#### EXERCISE MATERIALS ####
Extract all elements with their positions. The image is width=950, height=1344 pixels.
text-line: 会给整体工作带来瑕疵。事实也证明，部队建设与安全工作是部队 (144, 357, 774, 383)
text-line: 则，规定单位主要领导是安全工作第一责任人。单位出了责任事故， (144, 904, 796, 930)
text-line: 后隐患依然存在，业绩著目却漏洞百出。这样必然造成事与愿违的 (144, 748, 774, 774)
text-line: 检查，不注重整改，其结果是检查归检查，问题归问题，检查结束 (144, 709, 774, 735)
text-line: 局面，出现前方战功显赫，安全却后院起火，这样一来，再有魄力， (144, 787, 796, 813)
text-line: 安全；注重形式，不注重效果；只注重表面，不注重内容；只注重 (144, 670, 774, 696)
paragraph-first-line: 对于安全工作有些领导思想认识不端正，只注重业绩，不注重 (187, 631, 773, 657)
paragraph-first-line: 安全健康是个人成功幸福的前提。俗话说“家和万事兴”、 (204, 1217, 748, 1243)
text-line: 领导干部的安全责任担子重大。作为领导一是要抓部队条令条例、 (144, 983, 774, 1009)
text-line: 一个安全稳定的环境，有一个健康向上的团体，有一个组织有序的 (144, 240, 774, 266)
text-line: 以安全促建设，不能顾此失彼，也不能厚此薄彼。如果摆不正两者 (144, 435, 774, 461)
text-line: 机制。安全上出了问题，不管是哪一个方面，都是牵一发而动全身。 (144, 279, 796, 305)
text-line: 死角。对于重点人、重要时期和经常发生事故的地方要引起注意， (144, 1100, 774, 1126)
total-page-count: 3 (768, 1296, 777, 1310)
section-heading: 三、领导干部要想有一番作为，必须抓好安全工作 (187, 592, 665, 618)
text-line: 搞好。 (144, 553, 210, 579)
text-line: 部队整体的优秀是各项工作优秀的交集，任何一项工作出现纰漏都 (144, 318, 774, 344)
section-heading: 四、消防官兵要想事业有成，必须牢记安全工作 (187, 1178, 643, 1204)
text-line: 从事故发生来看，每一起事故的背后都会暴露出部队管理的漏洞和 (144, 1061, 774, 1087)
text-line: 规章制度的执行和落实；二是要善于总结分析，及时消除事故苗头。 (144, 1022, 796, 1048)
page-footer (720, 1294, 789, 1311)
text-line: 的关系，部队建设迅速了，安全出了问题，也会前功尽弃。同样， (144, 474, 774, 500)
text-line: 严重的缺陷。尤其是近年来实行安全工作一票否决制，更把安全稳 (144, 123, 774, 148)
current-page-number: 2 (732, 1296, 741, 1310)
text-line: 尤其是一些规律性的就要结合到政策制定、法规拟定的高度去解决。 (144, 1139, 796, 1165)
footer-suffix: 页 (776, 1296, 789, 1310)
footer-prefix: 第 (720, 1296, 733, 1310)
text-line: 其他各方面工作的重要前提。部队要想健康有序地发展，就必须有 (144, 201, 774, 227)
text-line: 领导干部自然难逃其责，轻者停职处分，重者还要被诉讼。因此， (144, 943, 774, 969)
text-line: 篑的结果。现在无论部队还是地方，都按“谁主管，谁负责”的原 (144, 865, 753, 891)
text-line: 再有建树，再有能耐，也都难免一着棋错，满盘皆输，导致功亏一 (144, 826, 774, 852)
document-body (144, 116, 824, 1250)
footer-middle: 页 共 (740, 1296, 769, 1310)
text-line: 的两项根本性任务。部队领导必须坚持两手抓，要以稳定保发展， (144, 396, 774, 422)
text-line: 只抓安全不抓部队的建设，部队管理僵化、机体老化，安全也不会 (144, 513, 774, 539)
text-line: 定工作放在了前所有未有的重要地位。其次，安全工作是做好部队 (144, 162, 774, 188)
####
AIM: Identify every line in the records above that contains the string "footer", and copy each of those lines. Case counts.

EXPECTED OUTPUT:
page-footer (720, 1294, 789, 1311)
footer-suffix: 页 (776, 1296, 789, 1310)
footer-prefix: 第 (720, 1296, 733, 1310)
footer-middle: 页 共 (740, 1296, 769, 1310)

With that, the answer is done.